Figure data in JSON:
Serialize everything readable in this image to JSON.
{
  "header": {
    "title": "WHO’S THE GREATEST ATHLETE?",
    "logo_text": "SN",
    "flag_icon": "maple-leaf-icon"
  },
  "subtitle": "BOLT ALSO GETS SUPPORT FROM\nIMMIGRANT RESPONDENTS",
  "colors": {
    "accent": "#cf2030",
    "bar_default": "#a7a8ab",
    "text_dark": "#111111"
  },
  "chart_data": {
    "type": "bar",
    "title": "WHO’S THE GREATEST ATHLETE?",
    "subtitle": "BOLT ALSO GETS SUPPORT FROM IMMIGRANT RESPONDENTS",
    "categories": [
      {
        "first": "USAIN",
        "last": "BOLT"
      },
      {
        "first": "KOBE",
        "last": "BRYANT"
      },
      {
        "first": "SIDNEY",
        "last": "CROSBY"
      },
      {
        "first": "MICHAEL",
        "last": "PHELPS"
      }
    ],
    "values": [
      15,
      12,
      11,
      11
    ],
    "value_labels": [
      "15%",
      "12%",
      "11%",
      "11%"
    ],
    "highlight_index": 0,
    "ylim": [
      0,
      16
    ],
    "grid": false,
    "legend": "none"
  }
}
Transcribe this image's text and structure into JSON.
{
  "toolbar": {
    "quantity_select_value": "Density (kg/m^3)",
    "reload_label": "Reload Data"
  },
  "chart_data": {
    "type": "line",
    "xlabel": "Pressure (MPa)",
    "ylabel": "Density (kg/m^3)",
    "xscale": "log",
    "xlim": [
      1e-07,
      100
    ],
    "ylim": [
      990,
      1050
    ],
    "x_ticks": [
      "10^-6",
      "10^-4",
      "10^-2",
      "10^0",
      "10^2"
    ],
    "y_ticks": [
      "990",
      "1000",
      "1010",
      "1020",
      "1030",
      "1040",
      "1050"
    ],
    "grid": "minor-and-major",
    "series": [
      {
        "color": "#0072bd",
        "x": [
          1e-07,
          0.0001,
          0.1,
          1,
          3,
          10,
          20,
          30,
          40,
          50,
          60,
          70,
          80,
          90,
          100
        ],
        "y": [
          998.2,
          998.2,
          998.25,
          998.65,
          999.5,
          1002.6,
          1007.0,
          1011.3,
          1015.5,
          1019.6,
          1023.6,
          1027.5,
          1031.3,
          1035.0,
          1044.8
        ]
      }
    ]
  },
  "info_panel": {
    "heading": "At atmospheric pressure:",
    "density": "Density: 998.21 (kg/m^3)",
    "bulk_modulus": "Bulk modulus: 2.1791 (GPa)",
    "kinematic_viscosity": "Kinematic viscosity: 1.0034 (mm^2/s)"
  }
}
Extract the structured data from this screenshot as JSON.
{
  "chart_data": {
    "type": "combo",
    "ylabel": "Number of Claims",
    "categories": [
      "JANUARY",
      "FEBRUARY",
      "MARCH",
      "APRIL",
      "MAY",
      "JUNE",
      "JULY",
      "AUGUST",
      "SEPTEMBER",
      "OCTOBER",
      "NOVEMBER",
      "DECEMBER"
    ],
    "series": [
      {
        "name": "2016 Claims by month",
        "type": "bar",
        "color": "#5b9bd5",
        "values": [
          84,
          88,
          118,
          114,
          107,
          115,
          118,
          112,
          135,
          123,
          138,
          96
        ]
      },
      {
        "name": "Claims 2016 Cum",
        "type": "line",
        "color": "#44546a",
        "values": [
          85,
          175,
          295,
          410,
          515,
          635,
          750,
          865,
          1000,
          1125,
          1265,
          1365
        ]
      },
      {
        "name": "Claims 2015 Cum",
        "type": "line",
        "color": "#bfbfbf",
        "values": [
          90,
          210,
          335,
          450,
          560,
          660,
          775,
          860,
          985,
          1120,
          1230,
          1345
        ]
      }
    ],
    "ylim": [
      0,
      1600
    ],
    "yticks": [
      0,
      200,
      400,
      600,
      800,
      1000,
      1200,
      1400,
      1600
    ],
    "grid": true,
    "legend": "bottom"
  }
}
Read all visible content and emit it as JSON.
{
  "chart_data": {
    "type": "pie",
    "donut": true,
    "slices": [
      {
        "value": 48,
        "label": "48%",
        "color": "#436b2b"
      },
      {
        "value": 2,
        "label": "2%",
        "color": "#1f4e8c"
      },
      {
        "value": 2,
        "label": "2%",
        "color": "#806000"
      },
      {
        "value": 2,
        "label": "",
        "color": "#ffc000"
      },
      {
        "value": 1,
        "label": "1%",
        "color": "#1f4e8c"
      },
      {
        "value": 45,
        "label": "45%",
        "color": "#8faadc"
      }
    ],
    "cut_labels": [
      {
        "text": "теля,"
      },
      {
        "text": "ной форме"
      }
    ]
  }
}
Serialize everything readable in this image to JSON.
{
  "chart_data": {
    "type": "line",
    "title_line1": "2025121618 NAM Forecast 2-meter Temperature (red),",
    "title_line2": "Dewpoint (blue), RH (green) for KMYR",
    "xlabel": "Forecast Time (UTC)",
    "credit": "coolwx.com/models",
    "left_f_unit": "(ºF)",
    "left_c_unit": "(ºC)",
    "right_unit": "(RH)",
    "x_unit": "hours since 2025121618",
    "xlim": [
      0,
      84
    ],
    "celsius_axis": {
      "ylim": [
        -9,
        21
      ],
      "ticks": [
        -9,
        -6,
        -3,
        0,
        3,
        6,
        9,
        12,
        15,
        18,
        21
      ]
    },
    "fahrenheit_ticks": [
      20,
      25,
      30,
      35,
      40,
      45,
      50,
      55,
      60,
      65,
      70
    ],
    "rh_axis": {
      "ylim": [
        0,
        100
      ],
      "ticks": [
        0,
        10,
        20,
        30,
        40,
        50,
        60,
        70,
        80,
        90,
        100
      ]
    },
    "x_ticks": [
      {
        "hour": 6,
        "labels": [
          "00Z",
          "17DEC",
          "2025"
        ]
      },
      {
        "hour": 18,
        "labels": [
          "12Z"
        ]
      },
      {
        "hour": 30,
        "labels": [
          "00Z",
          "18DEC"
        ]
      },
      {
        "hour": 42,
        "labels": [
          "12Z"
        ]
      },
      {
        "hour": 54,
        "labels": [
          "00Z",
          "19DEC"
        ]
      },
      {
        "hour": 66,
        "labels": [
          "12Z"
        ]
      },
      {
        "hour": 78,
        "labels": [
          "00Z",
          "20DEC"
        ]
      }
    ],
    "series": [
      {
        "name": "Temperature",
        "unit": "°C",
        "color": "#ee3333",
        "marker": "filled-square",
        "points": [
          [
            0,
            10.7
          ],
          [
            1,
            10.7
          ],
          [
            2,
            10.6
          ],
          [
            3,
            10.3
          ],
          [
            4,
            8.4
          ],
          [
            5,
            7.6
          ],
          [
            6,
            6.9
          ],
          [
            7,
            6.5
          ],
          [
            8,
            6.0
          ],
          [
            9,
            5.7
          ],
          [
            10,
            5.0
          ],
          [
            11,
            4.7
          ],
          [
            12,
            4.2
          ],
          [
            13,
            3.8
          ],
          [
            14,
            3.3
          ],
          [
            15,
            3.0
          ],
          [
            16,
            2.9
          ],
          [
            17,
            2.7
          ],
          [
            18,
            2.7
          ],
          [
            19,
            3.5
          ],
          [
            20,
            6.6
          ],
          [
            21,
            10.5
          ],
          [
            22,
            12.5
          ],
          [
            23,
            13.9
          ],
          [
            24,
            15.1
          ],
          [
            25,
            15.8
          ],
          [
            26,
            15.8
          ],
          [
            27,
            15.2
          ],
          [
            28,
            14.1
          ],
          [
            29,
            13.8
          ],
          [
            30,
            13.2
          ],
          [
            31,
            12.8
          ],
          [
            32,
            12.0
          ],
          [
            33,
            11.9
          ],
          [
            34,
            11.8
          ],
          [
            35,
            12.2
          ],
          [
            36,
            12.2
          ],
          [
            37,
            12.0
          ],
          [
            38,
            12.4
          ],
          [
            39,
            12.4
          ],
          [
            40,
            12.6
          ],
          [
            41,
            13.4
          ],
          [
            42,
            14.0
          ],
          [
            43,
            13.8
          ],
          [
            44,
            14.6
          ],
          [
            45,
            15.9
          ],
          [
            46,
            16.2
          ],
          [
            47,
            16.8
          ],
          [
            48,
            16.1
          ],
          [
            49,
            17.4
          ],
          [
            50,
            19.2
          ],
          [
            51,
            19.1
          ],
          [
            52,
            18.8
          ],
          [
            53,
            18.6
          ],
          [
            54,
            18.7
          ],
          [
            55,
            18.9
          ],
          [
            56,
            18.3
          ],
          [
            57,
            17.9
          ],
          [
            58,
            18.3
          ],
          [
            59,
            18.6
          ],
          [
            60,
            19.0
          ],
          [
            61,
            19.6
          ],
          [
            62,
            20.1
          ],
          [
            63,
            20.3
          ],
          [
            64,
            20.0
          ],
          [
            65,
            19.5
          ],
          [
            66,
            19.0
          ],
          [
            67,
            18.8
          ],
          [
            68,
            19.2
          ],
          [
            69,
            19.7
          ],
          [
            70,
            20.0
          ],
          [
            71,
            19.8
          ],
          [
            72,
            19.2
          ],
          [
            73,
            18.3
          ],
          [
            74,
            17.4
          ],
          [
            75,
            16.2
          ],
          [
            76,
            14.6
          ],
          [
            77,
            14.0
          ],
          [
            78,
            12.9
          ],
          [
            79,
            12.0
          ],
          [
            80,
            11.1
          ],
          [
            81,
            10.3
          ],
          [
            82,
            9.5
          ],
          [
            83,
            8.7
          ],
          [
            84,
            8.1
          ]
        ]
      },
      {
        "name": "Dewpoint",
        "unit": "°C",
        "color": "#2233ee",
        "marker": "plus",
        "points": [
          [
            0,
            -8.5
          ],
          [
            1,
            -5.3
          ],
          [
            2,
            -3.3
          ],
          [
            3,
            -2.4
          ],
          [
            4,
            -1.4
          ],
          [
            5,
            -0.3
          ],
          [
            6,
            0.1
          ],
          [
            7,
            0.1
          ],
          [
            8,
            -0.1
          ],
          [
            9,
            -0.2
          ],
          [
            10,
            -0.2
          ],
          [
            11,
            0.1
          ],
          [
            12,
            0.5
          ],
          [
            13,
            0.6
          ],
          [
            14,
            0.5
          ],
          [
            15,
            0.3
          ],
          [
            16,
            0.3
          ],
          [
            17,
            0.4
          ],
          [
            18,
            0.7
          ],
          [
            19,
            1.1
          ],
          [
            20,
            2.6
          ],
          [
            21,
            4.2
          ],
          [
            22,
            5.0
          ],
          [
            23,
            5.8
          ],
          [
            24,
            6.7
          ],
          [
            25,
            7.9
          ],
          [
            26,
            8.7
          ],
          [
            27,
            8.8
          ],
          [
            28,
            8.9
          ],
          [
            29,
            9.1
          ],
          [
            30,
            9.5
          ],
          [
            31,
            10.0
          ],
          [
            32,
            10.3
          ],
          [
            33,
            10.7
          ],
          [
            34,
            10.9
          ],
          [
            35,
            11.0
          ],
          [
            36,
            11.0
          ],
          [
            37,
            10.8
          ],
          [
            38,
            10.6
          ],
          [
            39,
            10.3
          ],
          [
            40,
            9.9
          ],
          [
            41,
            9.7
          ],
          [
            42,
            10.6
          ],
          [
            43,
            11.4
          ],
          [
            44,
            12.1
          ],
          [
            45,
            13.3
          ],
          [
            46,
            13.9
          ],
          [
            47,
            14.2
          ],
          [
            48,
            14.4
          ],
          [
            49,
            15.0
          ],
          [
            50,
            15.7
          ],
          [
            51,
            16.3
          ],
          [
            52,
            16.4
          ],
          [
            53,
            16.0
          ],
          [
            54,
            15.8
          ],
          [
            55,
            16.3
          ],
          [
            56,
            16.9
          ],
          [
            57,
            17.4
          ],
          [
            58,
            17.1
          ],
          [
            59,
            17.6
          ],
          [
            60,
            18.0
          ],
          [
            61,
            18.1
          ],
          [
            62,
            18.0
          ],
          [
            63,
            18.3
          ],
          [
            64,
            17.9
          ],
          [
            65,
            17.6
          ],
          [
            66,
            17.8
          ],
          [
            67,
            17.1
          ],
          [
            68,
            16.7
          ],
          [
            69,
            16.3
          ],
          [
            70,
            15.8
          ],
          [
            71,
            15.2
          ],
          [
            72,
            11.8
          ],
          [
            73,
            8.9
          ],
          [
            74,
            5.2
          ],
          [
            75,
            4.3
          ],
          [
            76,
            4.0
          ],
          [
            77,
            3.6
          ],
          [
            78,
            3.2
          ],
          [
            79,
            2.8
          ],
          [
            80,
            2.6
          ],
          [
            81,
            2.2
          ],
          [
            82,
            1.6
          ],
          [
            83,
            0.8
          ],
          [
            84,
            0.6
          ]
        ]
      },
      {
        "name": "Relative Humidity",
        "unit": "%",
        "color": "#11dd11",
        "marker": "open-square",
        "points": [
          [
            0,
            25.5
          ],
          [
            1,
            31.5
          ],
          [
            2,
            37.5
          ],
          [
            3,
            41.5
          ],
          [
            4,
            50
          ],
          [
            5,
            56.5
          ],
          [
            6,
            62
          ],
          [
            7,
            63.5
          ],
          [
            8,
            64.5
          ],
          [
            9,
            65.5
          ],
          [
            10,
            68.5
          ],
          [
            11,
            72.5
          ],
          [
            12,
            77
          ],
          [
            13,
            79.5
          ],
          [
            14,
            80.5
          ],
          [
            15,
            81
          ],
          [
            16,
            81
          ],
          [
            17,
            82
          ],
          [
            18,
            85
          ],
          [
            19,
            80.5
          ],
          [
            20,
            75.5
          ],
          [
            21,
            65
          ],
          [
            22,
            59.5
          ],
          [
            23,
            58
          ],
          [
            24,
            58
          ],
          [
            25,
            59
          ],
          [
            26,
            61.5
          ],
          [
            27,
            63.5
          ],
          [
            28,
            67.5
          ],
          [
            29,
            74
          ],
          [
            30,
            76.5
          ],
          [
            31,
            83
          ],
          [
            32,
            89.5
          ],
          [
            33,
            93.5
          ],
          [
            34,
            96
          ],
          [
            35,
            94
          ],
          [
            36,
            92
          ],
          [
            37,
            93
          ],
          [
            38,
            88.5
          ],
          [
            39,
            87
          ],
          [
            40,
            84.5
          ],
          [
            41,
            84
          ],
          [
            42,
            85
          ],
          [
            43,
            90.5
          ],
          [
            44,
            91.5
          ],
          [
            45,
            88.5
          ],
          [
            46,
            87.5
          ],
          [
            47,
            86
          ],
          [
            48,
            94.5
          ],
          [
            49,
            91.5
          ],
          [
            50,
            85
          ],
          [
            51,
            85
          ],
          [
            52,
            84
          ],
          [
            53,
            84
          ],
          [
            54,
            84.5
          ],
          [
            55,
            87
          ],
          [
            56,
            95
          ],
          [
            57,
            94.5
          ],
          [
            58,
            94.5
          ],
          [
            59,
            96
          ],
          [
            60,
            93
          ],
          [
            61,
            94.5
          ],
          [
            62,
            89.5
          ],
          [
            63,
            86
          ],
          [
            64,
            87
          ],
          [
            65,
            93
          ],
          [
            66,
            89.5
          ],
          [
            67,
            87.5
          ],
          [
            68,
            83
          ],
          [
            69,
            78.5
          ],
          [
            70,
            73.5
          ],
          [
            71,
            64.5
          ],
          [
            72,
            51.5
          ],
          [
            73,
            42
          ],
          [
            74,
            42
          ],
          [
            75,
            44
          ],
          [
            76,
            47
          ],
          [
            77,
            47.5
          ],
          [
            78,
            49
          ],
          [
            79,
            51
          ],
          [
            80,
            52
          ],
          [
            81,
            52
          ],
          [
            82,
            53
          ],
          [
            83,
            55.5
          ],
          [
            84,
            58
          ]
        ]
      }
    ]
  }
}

— Requirement —
Extract every line containing the string "Density" from the data above.

— Reply —
    "quantity_select_value": "Density (kg/m^3)",
    "ylabel": "Density (kg/m^3)",
    "density": "Density: 998.21 (kg/m^3)",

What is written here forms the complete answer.